- [Written request] From the entries that follow, extract each line holding the string "датчике".

- [Provided information]
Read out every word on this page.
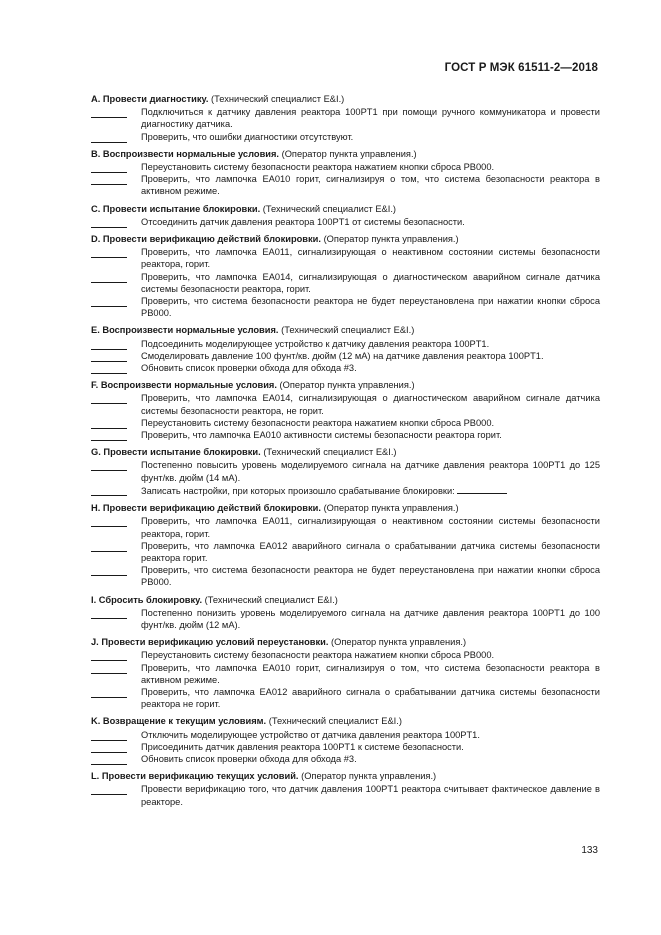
ГОСТ Р МЭК 61511-2—2018
A. Провести диагностику. (Технический специалист E&I.)
Подключиться к датчику давления реактора 100PT1 при помощи ручного коммуникатора и провести диагностику датчика.
Проверить, что ошибки диагностики отсутствуют.
B. Воспроизвести нормальные условия. (Оператор пункта управления.)
Переустановить систему безопасности реактора нажатием кнопки сброса PB000.
Проверить, что лампочка EA010 горит, сигнализируя о том, что система безопасности реактора в активном режиме.
C. Провести испытание блокировки. (Технический специалист E&I.)
Отсоединить датчик давления реактора 100PT1 от системы безопасности.
D. Провести верификацию действий блокировки. (Оператор пункта управления.)
Проверить, что лампочка EA011, сигнализирующая о неактивном состоянии системы безопасности реактора, горит.
Проверить, что лампочка EA014, сигнализирующая о диагностическом аварийном сигнале датчика системы безопасности реактора, горит.
Проверить, что система безопасности реактора не будет переустановлена при нажатии кнопки сброса PB000.
E. Воспроизвести нормальные условия. (Технический специалист E&I.)
Подсоединить моделирующее устройство к датчику давления реактора 100PT1.
Смоделировать давление 100 фунт/кв. дюйм (12 мА) на датчике давления реактора 100PT1.
Обновить список проверки обхода для обхода #3.
F. Воспроизвести нормальные условия. (Оператор пункта управления.)
Проверить, что лампочка EA014, сигнализирующая о диагностическом аварийном сигнале датчика системы безопасности реактора, не горит.
Переустановить систему безопасности реактора нажатием кнопки сброса PB000.
Проверить, что лампочка EA010 активности системы безопасности реактора горит.
G. Провести испытание блокировки. (Технический специалист E&I.)
Постепенно повысить уровень моделируемого сигнала на датчике давления реактора 100PT1 до 125 фунт/кв. дюйм (14 мА).
Записать настройки, при которых произошло срабатывание блокировки:
H. Провести верификацию действий блокировки. (Оператор пункта управления.)
Проверить, что лампочка EA011, сигнализирующая о неактивном состоянии системы безопасности реактора, горит.
Проверить, что лампочка EA012 аварийного сигнала о срабатывании датчика системы безопасности реактора горит.
Проверить, что система безопасности реактора не будет переустановлена при нажатии кнопки сброса PB000.
I. Сбросить блокировку. (Технический специалист E&I.)
Постепенно понизить уровень моделируемого сигнала на датчике давления реактора 100PT1 до 100 фунт/кв. дюйм (12 мА).
J. Провести верификацию условий переустановки. (Оператор пункта управления.)
Переустановить систему безопасности реактора нажатием кнопки сброса PB000.
Проверить, что лампочка EA010 горит, сигнализируя о том, что система безопасности реактора в активном режиме.
Проверить, что лампочка EA012 аварийного сигнала о срабатывании датчика системы безопасности реактора не горит.
K. Возвращение к текущим условиям. (Технический специалист E&I.)
Отключить моделирующее устройство от датчика давления реактора 100PT1.
Присоединить датчик давления реактора 100PT1 к системе безопасности.
Обновить список проверки обхода для обхода #3.
L. Провести верификацию текущих условий. (Оператор пункта управления.)
Провести верификацию того, что датчик давления 100PT1 реактора считывает фактическое давление в реакторе.
133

- [Exercise response]
Смоделировать давление 100 фунт/кв. дюйм (12 мА) на датчике давления реактора 100PT1.
Постепенно повысить уровень моделируемого сигнала на датчике давления реактора 100PT1 до 125 фунт/кв. дюйм (14 мА).
Постепенно понизить уровень моделируемого сигнала на датчике давления реактора 100PT1 до 100 фунт/кв. дюйм (12 мА).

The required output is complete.